WHAT IS ASKED:
Find every line with the string "Residuals" in it, count them, and reply with that count only.
----------
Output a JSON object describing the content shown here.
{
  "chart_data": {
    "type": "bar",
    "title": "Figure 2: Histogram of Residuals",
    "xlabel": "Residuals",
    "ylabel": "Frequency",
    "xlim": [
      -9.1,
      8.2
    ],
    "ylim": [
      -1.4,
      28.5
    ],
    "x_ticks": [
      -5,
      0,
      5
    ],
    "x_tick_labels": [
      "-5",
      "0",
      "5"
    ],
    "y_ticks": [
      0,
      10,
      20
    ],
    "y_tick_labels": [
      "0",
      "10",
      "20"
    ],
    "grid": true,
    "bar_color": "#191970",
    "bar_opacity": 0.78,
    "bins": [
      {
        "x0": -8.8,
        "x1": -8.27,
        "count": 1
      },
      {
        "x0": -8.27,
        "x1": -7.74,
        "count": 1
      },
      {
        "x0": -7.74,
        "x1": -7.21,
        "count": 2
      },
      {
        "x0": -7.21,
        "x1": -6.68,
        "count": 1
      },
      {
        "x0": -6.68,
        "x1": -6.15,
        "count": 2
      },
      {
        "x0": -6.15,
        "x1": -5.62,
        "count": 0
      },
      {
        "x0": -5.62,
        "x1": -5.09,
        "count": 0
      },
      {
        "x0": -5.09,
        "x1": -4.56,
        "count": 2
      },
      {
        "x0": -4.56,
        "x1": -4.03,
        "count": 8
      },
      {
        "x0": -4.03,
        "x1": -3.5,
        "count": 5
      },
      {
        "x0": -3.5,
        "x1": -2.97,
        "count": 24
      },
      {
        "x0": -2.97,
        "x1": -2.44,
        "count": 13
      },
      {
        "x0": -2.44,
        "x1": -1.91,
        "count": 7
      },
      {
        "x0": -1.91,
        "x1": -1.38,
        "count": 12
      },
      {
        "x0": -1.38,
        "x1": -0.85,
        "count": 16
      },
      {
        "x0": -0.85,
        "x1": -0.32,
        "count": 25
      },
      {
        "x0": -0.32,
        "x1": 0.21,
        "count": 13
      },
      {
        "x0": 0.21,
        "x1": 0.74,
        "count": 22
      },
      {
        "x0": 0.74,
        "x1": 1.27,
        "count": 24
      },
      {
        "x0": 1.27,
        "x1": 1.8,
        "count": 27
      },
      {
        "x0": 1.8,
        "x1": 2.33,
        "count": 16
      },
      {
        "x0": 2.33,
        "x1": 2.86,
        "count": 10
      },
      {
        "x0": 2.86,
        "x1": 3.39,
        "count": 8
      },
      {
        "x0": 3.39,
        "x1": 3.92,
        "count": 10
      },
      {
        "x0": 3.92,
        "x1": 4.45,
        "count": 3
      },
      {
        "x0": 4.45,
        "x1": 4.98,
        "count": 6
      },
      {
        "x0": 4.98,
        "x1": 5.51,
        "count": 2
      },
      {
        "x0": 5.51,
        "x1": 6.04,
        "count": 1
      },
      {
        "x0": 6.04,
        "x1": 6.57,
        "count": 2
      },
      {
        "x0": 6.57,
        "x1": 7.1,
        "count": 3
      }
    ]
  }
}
----------
WRITTEN SOLUTION:
2